> [DATA LINES]:
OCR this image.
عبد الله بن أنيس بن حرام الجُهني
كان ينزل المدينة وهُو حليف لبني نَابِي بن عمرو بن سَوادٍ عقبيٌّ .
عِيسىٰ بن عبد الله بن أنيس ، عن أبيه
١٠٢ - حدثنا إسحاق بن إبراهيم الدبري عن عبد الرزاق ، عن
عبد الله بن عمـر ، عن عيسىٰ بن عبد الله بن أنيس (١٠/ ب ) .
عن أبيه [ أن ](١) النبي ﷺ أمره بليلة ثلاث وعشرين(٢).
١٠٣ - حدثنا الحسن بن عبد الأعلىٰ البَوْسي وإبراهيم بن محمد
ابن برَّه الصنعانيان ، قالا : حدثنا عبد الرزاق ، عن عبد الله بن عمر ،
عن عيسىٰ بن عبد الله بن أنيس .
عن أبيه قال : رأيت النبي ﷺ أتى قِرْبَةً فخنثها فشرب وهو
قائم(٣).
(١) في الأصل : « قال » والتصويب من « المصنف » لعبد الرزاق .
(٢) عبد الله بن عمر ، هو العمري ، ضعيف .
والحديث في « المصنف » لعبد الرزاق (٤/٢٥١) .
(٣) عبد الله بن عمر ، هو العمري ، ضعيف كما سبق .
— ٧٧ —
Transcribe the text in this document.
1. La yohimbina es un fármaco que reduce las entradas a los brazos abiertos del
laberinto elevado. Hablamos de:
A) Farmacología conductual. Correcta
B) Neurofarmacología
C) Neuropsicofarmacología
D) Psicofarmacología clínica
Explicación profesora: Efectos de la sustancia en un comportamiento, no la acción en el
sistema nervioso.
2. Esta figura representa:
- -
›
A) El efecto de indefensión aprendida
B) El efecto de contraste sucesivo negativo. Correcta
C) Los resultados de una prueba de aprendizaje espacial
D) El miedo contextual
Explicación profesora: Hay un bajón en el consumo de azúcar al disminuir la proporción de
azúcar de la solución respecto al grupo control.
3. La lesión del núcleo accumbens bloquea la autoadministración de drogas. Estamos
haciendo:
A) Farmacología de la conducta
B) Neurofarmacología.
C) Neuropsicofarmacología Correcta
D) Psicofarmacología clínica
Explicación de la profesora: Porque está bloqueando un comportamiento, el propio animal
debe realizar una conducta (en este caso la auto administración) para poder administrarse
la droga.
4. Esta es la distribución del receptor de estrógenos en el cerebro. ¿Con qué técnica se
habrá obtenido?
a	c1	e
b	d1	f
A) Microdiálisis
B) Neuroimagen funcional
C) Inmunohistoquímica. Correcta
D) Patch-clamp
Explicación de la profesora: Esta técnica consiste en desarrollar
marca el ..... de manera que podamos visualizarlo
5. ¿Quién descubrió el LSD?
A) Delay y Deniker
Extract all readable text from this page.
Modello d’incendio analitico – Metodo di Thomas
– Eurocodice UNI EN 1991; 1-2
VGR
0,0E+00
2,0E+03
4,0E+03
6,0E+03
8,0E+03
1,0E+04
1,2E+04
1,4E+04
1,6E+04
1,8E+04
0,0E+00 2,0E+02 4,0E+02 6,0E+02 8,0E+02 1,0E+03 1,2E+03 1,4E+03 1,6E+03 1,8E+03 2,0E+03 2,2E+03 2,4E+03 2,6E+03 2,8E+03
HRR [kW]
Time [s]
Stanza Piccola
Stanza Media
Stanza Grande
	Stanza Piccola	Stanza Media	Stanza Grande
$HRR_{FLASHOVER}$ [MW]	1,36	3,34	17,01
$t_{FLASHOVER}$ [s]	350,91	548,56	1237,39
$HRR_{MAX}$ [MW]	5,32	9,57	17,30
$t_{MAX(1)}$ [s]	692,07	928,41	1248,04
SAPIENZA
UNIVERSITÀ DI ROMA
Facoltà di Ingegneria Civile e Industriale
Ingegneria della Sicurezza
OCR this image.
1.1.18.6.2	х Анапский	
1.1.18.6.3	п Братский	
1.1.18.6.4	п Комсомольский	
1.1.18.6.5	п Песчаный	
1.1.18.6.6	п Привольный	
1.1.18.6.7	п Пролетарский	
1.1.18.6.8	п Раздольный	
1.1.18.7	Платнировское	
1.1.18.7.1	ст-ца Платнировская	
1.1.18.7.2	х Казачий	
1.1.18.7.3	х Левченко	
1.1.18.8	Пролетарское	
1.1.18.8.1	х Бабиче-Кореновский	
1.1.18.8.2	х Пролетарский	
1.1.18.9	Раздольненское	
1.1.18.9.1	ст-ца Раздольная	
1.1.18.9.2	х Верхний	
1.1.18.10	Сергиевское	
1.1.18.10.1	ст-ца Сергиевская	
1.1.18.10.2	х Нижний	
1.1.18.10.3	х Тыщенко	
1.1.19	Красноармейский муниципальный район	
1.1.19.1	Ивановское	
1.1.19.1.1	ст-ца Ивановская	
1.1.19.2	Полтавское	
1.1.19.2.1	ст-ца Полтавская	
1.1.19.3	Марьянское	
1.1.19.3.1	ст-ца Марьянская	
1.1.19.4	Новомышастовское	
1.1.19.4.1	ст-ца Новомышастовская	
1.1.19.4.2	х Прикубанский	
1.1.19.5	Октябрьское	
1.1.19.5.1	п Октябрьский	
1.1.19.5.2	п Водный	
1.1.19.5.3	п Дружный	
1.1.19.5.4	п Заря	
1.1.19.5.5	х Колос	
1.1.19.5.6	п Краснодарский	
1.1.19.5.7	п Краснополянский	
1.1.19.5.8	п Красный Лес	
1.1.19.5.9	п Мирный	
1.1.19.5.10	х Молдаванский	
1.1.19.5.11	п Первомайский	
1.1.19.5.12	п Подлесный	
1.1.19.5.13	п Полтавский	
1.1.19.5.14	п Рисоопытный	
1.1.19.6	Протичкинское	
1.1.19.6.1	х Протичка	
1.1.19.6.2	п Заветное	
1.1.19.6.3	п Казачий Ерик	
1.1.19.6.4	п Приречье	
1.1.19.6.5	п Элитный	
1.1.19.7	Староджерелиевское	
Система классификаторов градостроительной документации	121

> [TASK GOAL]: Please output the entries above, every line exactly as it reads.

> [ANSWER TO THE EXERCISE]:
OCR this image.
عبد الله بن أنيس بن حرام الجُهني
كان ينزل المدينة وهُو حليف لبني نَابِي بن عمرو بن سَوادٍ عقبيٌّ .
عِيسىٰ بن عبد الله بن أنيس ، عن أبيه
١٠٢ - حدثنا إسحاق بن إبراهيم الدبري عن عبد الرزاق ، عن
عبد الله بن عمـر ، عن عيسىٰ بن عبد الله بن أنيس (١٠/ ب ) .
عن أبيه [ أن ](١) النبي ﷺ أمره بليلة ثلاث وعشرين(٢).
١٠٣ - حدثنا الحسن بن عبد الأعلىٰ البَوْسي وإبراهيم بن محمد
ابن برَّه الصنعانيان ، قالا : حدثنا عبد الرزاق ، عن عبد الله بن عمر ،
عن عيسىٰ بن عبد الله بن أنيس .
عن أبيه قال : رأيت النبي ﷺ أتى قِرْبَةً فخنثها فشرب وهو
قائم(٣).
(١) في الأصل : « قال » والتصويب من « المصنف » لعبد الرزاق .
(٢) عبد الله بن عمر ، هو العمري ، ضعيف .
والحديث في « المصنف » لعبد الرزاق (٤/٢٥١) .
(٣) عبد الله بن عمر ، هو العمري ، ضعيف كما سبق .
— ٧٧ —
Transcribe the text in this document.
1. La yohimbina es un fármaco que reduce las entradas a los brazos abiertos del
laberinto elevado. Hablamos de:
A) Farmacología conductual. Correcta
B) Neurofarmacología
C) Neuropsicofarmacología
D) Psicofarmacología clínica
Explicación profesora: Efectos de la sustancia en un comportamiento, no la acción en el
sistema nervioso.
2. Esta figura representa:
- -
›
A) El efecto de indefensión aprendida
B) El efecto de contraste sucesivo negativo. Correcta
C) Los resultados de una prueba de aprendizaje espacial
D) El miedo contextual
Explicación profesora: Hay un bajón en el consumo de azúcar al disminuir la proporción de
azúcar de la solución respecto al grupo control.
3. La lesión del núcleo accumbens bloquea la autoadministración de drogas. Estamos
haciendo:
A) Farmacología de la conducta
B) Neurofarmacología.
C) Neuropsicofarmacología Correcta
D) Psicofarmacología clínica
Explicación de la profesora: Porque está bloqueando un comportamiento, el propio animal
debe realizar una conducta (en este caso la auto administración) para poder administrarse
la droga.
4. Esta es la distribución del receptor de estrógenos en el cerebro. ¿Con qué técnica se
habrá obtenido?
a	c1	e
b	d1	f
A) Microdiálisis
B) Neuroimagen funcional
C) Inmunohistoquímica. Correcta
D) Patch-clamp
Explicación de la profesora: Esta técnica consiste en desarrollar
marca el ..... de manera que podamos visualizarlo
5. ¿Quién descubrió el LSD?
A) Delay y Deniker
Extract all readable text from this page.
Modello d’incendio analitico – Metodo di Thomas
– Eurocodice UNI EN 1991; 1-2
VGR
0,0E+00
2,0E+03
4,0E+03
6,0E+03
8,0E+03
1,0E+04
1,2E+04
1,4E+04
1,6E+04
1,8E+04
0,0E+00 2,0E+02 4,0E+02 6,0E+02 8,0E+02 1,0E+03 1,2E+03 1,4E+03 1,6E+03 1,8E+03 2,0E+03 2,2E+03 2,4E+03 2,6E+03 2,8E+03
HRR [kW]
Time [s]
Stanza Piccola
Stanza Media
Stanza Grande
	Stanza Piccola	Stanza Media	Stanza Grande
$HRR_{FLASHOVER}$ [MW]	1,36	3,34	17,01
$t_{FLASHOVER}$ [s]	350,91	548,56	1237,39
$HRR_{MAX}$ [MW]	5,32	9,57	17,30
$t_{MAX(1)}$ [s]	692,07	928,41	1248,04
SAPIENZA
UNIVERSITÀ DI ROMA
Facoltà di Ingegneria Civile e Industriale
Ingegneria della Sicurezza
OCR this image.
1.1.18.6.2	х Анапский	
1.1.18.6.3	п Братский	
1.1.18.6.4	п Комсомольский	
1.1.18.6.5	п Песчаный	
1.1.18.6.6	п Привольный	
1.1.18.6.7	п Пролетарский	
1.1.18.6.8	п Раздольный	
1.1.18.7	Платнировское	
1.1.18.7.1	ст-ца Платнировская	
1.1.18.7.2	х Казачий	
1.1.18.7.3	х Левченко	
1.1.18.8	Пролетарское	
1.1.18.8.1	х Бабиче-Кореновский	
1.1.18.8.2	х Пролетарский	
1.1.18.9	Раздольненское	
1.1.18.9.1	ст-ца Раздольная	
1.1.18.9.2	х Верхний	
1.1.18.10	Сергиевское	
1.1.18.10.1	ст-ца Сергиевская	
1.1.18.10.2	х Нижний	
1.1.18.10.3	х Тыщенко	
1.1.19	Красноармейский муниципальный район	
1.1.19.1	Ивановское	
1.1.19.1.1	ст-ца Ивановская	
1.1.19.2	Полтавское	
1.1.19.2.1	ст-ца Полтавская	
1.1.19.3	Марьянское	
1.1.19.3.1	ст-ца Марьянская	
1.1.19.4	Новомышастовское	
1.1.19.4.1	ст-ца Новомышастовская	
1.1.19.4.2	х Прикубанский	
1.1.19.5	Октябрьское	
1.1.19.5.1	п Октябрьский	
1.1.19.5.2	п Водный	
1.1.19.5.3	п Дружный	
1.1.19.5.4	п Заря	
1.1.19.5.5	х Колос	
1.1.19.5.6	п Краснодарский	
1.1.19.5.7	п Краснополянский	
1.1.19.5.8	п Красный Лес	
1.1.19.5.9	п Мирный	
1.1.19.5.10	х Молдаванский	
1.1.19.5.11	п Первомайский	
1.1.19.5.12	п Подлесный	
1.1.19.5.13	п Полтавский	
1.1.19.5.14	п Рисоопытный	
1.1.19.6	Протичкинское	
1.1.19.6.1	х Протичка	
1.1.19.6.2	п Заветное	
1.1.19.6.3	п Казачий Ерик	
1.1.19.6.4	п Приречье	
1.1.19.6.5	п Элитный	
1.1.19.7	Староджерелиевское	
Система классификаторов градостроительной документации	121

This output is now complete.